Copy each line containing the word "район" from the records that follow, please.

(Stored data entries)
________
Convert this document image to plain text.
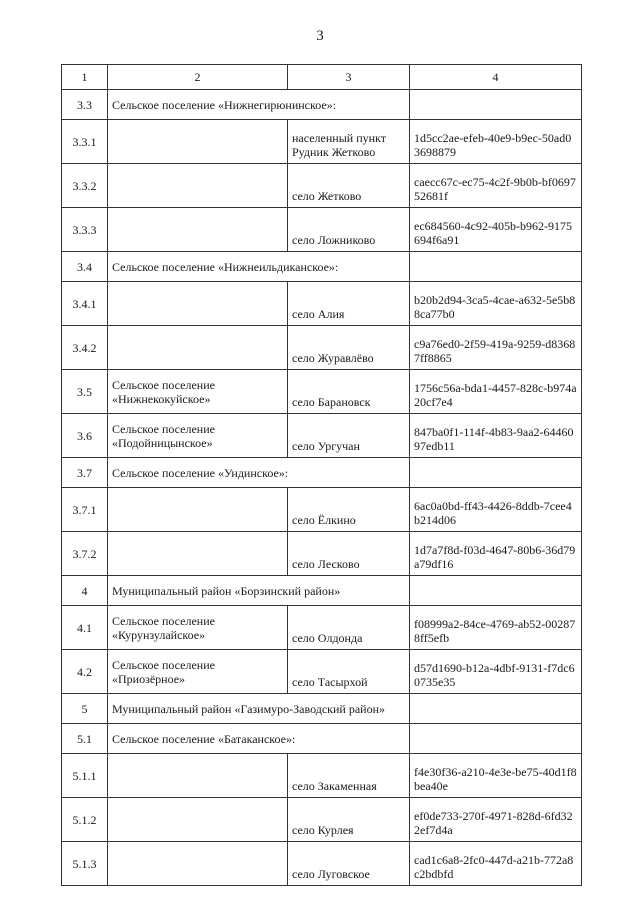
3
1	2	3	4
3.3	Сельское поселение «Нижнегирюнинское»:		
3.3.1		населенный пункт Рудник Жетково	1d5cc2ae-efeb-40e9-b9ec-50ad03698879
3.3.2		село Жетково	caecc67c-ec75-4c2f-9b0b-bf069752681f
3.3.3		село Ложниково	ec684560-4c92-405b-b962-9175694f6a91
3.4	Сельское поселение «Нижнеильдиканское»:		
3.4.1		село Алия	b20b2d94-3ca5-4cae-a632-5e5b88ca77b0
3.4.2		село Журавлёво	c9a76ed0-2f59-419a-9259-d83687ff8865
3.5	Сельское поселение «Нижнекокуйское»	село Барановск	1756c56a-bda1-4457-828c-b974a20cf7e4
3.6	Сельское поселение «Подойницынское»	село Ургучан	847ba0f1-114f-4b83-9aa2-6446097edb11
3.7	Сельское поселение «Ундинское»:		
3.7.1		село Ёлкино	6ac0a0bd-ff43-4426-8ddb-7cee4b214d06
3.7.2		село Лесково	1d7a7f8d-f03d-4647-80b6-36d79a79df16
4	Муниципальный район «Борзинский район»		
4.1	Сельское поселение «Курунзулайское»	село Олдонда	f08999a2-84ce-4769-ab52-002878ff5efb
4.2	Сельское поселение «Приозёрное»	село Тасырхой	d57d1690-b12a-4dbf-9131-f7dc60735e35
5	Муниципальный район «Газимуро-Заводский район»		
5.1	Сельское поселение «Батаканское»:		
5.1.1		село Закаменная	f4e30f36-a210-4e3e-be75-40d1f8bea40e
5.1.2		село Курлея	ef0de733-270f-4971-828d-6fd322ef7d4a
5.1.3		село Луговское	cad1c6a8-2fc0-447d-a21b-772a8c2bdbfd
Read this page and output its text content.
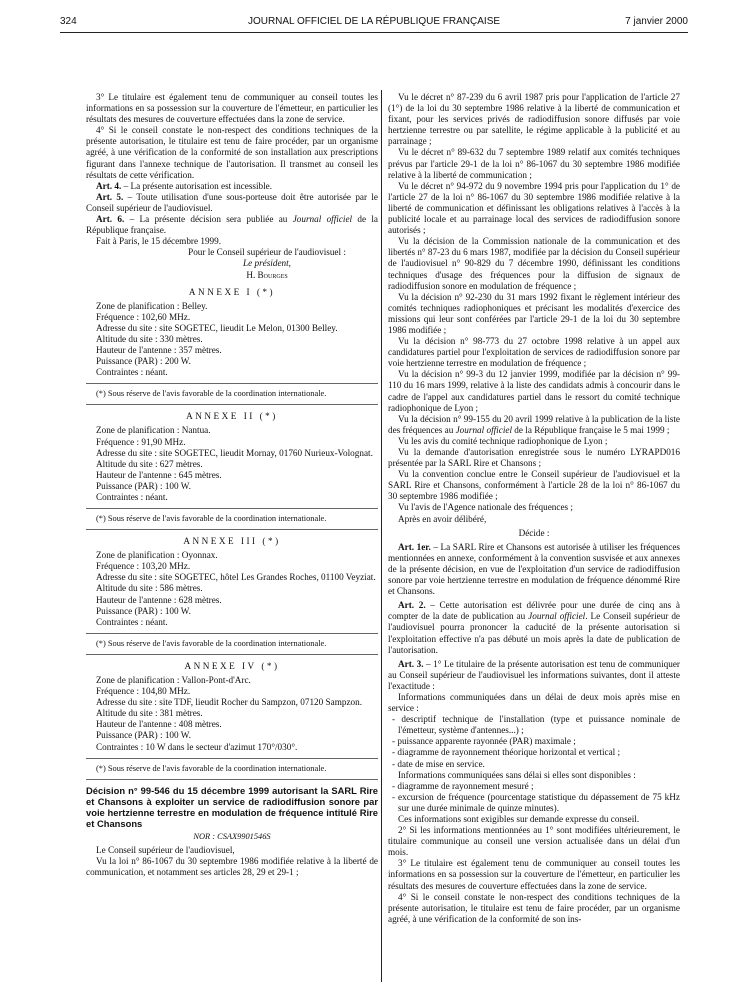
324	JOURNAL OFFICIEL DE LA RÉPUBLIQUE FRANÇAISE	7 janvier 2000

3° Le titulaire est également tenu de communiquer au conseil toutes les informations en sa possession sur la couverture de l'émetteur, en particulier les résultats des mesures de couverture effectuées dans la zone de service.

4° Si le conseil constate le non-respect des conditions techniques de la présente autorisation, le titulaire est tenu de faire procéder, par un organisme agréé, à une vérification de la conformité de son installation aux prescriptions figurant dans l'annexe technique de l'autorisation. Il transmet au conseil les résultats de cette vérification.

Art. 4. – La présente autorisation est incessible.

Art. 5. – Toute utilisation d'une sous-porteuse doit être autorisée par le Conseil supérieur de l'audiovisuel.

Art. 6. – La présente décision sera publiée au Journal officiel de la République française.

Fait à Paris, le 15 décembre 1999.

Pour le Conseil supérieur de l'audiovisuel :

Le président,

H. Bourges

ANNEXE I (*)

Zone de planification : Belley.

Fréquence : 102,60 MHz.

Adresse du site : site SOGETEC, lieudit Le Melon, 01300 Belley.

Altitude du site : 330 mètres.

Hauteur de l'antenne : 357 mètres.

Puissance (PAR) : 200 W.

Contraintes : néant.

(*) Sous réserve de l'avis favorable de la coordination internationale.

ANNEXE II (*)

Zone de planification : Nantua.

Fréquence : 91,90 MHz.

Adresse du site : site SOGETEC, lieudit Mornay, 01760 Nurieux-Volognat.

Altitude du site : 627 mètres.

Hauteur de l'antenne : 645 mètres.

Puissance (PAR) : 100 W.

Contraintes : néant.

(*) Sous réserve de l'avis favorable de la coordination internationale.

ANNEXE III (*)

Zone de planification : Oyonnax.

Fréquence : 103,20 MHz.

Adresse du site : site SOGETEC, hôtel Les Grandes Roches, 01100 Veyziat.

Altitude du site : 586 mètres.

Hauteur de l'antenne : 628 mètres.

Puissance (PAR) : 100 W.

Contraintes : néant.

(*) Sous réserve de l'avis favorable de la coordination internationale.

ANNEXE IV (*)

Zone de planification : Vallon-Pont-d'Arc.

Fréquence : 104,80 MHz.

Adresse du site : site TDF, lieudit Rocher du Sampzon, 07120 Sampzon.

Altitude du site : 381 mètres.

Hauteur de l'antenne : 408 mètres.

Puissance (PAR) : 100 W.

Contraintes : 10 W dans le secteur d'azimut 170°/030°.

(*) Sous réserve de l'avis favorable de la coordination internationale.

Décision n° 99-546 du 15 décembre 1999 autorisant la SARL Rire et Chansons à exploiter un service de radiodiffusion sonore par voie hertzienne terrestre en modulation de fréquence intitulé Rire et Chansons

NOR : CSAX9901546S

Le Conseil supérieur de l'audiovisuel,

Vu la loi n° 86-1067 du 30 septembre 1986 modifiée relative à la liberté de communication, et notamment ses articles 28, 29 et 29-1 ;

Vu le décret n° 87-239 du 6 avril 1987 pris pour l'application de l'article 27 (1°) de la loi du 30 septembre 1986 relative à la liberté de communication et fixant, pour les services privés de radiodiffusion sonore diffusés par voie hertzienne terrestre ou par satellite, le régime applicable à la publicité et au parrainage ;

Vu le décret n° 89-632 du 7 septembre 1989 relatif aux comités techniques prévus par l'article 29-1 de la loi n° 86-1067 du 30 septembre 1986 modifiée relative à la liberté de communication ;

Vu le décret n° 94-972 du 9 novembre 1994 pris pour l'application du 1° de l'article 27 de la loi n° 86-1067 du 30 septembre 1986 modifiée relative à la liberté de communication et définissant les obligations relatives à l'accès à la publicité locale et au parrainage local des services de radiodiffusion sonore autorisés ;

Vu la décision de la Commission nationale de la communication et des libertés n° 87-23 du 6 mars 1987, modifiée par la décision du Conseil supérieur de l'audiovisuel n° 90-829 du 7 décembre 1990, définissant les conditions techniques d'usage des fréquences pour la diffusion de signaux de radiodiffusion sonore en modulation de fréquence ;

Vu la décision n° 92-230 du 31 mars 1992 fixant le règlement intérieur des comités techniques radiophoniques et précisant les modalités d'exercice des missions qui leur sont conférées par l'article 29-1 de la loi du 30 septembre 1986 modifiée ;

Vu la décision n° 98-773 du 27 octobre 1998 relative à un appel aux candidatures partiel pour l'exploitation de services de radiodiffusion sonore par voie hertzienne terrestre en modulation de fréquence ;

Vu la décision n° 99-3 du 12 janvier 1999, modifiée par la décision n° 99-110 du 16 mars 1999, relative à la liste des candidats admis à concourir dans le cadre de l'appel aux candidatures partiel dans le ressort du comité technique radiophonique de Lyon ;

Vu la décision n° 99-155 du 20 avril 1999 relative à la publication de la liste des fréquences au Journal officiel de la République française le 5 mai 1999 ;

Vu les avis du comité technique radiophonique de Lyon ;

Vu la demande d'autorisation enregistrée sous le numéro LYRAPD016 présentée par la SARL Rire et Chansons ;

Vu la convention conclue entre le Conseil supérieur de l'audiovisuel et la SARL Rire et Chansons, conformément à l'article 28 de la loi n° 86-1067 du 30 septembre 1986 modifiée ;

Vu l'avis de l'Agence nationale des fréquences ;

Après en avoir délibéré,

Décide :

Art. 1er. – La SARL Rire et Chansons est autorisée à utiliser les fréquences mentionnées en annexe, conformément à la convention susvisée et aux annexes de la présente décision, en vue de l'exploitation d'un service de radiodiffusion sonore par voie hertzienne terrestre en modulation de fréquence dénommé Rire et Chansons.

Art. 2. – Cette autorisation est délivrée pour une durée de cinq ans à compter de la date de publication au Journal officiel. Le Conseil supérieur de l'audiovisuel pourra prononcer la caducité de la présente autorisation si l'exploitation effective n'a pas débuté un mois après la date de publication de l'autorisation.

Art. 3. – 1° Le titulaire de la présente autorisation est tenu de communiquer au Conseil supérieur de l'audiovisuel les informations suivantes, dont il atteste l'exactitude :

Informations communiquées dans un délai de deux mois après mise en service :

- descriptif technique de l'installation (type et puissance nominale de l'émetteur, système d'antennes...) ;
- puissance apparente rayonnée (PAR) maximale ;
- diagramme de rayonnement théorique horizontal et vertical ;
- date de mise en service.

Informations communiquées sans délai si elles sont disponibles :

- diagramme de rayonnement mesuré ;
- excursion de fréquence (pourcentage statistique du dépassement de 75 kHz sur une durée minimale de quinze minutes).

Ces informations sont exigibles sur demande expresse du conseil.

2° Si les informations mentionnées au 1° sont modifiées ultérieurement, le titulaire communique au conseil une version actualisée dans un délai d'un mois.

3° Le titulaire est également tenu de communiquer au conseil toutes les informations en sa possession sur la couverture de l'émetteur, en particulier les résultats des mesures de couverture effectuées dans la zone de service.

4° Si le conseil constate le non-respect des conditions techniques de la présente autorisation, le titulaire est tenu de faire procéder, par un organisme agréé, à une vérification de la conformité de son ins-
________
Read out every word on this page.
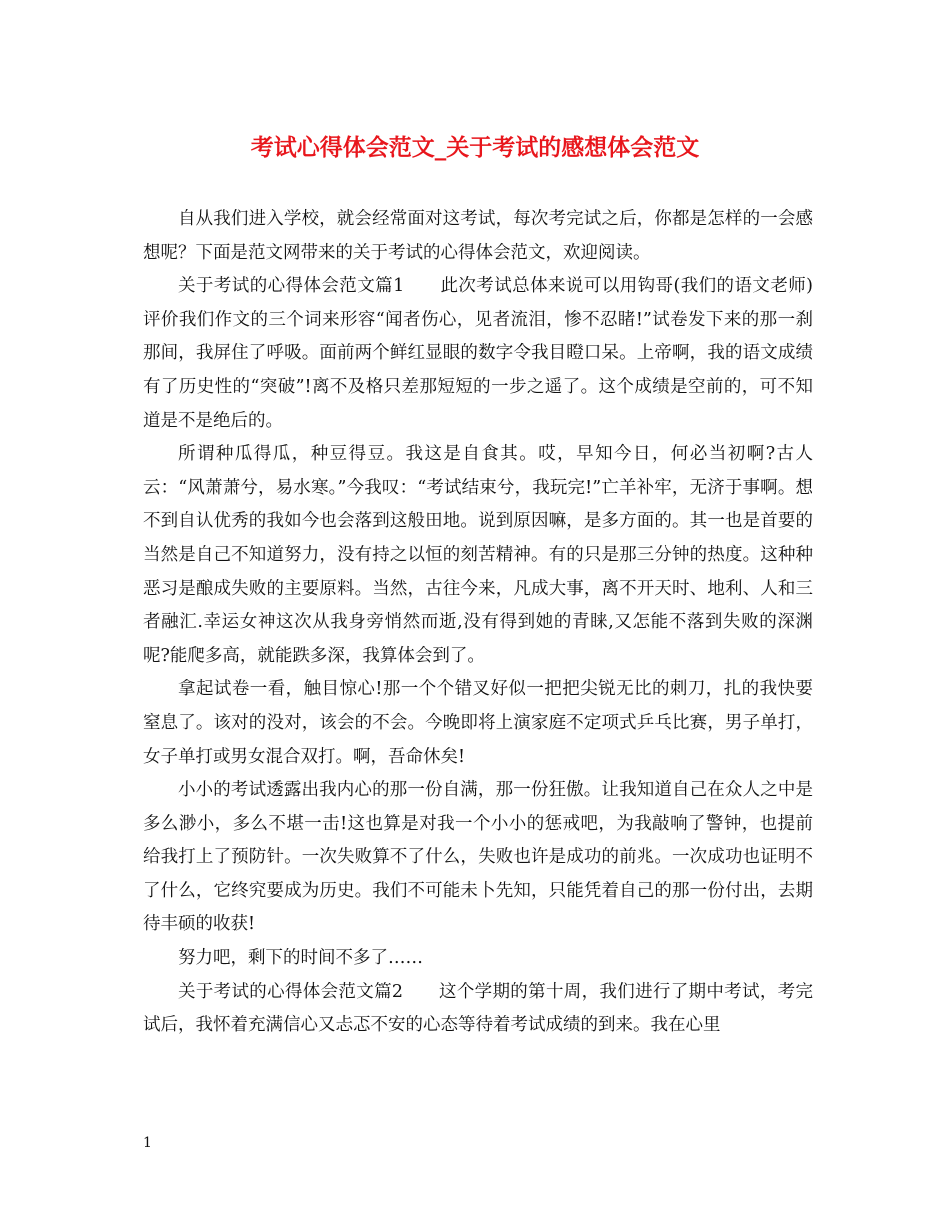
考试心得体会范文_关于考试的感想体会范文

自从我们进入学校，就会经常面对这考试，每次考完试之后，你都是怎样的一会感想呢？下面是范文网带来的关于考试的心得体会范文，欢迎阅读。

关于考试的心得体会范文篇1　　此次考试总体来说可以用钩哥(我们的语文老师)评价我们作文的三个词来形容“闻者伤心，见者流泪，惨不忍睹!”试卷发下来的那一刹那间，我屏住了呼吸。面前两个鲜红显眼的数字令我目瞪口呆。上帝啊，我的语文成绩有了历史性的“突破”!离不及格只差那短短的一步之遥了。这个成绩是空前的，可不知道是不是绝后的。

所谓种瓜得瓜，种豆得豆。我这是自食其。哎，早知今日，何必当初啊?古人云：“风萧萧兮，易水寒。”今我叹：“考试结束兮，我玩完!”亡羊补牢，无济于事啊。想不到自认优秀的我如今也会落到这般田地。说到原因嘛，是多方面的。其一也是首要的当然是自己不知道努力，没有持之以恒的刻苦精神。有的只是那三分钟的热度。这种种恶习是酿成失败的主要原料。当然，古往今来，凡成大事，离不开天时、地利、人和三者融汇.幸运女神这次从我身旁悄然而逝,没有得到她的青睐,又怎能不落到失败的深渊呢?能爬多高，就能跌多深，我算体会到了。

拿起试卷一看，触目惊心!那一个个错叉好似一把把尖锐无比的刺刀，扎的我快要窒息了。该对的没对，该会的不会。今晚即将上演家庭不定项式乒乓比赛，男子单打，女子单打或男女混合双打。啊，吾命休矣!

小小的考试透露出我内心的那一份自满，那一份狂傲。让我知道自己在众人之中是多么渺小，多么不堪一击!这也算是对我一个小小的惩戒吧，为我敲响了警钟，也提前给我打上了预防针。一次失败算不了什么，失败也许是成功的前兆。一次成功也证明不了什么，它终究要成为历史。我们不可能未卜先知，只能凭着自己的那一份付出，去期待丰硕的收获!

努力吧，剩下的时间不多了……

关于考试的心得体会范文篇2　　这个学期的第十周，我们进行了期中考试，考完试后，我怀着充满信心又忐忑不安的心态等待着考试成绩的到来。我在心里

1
________
ANSWER TO THIS EXERCISE
4	Муниципальный район «Борзинский район»		
5	Муниципальный район «Газимуро-Заводский район»		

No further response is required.